> Given problem
Report how many lines contain "children"; state the number and nothing else.

> Source material
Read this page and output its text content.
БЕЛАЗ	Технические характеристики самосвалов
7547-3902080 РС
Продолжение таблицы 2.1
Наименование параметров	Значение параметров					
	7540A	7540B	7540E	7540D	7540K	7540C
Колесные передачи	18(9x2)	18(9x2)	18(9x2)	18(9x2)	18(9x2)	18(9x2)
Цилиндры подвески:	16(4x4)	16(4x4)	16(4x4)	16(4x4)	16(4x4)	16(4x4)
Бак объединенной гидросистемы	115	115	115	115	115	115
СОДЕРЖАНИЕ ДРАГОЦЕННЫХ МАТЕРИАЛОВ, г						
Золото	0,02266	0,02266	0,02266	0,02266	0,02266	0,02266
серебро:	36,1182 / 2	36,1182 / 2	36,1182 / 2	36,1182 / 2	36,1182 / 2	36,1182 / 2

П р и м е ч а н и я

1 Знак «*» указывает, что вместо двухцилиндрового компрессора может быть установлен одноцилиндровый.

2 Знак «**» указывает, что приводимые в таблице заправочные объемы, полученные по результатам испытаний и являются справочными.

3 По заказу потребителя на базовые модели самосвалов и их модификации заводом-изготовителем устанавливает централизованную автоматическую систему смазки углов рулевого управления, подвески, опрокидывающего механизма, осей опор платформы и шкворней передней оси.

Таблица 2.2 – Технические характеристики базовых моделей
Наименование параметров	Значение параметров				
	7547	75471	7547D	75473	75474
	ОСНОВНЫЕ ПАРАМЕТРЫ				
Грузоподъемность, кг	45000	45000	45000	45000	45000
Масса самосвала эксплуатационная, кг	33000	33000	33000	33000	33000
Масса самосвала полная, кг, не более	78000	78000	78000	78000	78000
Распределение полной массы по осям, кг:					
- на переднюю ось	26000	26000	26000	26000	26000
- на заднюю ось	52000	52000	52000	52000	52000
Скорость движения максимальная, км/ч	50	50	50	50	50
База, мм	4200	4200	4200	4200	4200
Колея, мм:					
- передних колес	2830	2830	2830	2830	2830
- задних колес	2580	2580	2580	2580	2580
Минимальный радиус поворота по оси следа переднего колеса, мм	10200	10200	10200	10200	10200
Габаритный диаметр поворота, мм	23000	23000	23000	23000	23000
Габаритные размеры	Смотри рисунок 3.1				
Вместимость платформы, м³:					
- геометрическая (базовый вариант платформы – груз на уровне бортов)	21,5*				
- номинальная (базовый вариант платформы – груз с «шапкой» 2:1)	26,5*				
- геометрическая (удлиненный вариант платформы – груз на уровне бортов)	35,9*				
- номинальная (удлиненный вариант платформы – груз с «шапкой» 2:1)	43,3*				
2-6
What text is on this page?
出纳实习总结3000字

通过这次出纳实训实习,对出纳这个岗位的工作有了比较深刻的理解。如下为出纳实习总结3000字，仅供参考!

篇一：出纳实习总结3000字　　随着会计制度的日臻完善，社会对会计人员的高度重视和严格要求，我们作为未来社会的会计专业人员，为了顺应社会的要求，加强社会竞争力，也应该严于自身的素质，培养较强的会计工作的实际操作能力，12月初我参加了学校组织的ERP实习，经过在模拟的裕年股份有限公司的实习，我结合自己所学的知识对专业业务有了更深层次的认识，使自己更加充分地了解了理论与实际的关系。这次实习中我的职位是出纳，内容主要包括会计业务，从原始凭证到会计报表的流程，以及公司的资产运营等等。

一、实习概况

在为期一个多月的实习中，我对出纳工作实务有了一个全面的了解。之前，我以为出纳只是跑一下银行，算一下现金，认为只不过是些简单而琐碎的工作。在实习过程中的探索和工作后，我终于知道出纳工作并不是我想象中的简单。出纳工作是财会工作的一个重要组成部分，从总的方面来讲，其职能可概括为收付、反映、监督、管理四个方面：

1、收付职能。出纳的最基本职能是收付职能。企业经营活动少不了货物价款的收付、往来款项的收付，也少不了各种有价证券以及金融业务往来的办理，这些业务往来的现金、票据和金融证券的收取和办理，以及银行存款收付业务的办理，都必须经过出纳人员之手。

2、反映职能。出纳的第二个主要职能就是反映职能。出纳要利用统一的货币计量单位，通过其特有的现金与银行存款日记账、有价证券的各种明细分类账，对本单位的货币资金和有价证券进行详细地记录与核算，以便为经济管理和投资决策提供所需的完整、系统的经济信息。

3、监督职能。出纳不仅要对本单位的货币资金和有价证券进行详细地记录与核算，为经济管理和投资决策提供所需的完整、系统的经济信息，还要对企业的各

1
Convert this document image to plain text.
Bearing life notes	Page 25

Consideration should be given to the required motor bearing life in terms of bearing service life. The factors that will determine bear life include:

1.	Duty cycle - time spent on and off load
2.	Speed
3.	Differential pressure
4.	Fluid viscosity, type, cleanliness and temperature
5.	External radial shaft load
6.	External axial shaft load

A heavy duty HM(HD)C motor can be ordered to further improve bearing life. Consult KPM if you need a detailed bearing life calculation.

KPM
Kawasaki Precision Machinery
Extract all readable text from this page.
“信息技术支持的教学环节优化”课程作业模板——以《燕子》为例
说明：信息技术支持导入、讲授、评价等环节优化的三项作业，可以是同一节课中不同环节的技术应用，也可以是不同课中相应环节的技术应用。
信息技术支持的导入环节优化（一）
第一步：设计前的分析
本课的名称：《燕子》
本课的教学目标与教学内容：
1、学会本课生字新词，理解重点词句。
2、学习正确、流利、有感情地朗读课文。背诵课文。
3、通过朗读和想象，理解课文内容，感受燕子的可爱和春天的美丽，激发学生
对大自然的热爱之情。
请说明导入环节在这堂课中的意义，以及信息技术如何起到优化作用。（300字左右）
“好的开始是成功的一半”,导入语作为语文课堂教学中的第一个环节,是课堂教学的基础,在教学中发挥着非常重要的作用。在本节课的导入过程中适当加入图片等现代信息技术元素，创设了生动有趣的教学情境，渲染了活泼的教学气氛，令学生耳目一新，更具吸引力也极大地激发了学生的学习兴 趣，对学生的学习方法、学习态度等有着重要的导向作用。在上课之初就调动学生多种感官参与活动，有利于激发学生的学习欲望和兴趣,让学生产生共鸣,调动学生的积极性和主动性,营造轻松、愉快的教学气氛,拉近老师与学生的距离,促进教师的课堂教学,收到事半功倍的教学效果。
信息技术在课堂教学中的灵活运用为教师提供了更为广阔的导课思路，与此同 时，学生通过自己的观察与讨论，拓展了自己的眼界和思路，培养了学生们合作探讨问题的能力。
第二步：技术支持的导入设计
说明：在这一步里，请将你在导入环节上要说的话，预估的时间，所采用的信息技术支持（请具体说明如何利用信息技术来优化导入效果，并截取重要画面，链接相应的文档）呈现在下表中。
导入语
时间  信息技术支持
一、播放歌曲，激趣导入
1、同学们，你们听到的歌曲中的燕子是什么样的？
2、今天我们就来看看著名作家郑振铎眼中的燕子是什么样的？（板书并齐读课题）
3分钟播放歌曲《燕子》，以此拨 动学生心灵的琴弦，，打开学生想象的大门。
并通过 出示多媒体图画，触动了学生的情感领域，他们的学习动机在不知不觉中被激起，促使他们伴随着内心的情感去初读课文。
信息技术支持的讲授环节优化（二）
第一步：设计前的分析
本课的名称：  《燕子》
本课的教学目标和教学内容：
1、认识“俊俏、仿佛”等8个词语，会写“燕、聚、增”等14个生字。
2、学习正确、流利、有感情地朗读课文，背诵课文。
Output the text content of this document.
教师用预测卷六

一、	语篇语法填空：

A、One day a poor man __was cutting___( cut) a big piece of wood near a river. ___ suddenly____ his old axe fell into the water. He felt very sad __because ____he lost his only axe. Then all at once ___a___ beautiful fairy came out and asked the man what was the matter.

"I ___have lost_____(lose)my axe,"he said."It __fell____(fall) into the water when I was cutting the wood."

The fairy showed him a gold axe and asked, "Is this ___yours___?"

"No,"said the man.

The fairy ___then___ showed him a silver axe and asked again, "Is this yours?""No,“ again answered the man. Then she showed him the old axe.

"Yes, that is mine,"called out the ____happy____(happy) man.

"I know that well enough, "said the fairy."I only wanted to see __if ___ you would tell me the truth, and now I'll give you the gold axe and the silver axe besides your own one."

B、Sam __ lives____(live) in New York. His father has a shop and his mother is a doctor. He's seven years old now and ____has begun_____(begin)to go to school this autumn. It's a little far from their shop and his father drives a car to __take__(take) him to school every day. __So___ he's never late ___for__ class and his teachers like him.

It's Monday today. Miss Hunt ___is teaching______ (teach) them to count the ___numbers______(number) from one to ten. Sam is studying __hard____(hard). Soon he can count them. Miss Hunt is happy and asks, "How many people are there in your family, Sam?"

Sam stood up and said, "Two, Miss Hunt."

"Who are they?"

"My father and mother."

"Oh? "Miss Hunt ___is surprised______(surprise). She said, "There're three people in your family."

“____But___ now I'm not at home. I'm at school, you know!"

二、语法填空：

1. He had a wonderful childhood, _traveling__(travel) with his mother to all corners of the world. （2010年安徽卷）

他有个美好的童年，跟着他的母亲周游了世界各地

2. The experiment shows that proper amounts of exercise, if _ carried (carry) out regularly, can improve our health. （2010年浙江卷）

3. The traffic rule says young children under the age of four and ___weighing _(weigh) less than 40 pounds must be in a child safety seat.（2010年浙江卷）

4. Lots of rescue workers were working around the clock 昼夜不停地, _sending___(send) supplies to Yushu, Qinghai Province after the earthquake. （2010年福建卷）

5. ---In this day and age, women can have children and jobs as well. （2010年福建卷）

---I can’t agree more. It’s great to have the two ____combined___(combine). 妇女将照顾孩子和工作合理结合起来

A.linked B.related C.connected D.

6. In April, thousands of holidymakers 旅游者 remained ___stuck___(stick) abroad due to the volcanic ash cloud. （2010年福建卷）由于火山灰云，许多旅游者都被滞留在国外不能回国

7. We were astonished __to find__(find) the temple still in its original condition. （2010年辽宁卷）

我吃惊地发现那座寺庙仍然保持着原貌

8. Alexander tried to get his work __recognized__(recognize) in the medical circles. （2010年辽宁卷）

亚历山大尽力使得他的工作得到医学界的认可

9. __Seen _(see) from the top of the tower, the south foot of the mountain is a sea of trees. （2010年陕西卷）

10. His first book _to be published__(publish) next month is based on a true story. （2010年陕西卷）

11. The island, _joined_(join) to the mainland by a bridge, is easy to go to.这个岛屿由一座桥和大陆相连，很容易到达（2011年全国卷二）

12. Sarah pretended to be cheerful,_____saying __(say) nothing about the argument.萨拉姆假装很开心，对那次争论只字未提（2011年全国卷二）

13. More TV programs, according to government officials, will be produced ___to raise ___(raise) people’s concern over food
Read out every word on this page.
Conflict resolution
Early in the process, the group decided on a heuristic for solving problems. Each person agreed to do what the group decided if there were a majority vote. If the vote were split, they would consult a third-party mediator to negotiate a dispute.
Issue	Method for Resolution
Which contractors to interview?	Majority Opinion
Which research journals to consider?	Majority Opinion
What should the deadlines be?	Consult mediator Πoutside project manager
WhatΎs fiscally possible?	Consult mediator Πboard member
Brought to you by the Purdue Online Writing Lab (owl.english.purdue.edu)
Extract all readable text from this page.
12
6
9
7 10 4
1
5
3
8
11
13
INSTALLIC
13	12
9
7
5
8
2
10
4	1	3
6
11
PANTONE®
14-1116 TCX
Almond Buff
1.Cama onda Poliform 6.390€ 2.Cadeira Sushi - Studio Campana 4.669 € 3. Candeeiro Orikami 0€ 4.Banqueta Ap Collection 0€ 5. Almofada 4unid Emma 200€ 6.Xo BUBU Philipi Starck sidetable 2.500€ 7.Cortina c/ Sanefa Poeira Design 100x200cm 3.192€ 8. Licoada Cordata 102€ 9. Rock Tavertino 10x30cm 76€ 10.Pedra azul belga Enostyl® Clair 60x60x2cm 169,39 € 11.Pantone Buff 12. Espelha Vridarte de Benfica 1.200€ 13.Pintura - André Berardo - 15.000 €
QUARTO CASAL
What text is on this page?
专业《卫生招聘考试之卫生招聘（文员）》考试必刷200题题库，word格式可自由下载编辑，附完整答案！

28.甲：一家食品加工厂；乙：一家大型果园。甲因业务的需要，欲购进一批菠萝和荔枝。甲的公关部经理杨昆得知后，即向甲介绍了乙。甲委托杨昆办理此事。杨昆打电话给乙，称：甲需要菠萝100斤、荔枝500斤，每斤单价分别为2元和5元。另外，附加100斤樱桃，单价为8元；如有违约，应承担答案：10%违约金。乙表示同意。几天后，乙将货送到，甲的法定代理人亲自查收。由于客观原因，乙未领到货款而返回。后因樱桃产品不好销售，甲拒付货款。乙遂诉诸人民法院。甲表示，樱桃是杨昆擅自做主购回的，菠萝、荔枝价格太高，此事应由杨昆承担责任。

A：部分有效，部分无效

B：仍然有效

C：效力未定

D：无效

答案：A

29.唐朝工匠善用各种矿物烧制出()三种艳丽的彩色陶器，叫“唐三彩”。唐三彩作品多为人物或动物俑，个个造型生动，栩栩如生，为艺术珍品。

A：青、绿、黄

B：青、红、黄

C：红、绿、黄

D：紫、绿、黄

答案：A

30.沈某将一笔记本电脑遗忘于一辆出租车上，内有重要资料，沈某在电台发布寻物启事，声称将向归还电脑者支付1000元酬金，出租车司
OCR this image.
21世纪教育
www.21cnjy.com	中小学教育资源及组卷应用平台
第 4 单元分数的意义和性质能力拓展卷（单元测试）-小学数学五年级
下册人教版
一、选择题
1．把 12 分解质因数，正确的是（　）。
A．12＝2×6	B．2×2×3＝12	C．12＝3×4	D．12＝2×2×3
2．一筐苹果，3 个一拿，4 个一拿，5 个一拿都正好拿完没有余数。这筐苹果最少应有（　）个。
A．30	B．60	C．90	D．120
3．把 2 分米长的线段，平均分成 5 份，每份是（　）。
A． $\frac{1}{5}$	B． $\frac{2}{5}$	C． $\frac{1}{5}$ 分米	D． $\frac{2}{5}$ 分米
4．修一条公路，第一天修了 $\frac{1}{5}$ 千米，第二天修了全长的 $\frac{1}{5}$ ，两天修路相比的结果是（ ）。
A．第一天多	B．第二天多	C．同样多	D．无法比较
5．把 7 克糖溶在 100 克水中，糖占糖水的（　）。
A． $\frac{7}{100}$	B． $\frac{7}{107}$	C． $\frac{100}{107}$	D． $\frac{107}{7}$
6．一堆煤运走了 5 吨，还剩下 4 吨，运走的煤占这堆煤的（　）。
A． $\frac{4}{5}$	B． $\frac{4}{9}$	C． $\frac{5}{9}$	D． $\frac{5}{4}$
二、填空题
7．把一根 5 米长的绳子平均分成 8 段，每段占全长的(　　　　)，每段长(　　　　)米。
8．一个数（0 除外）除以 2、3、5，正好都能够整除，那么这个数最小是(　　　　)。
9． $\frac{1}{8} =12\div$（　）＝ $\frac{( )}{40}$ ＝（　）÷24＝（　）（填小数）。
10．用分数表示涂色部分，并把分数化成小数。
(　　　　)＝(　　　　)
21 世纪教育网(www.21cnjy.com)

> Exercise response
2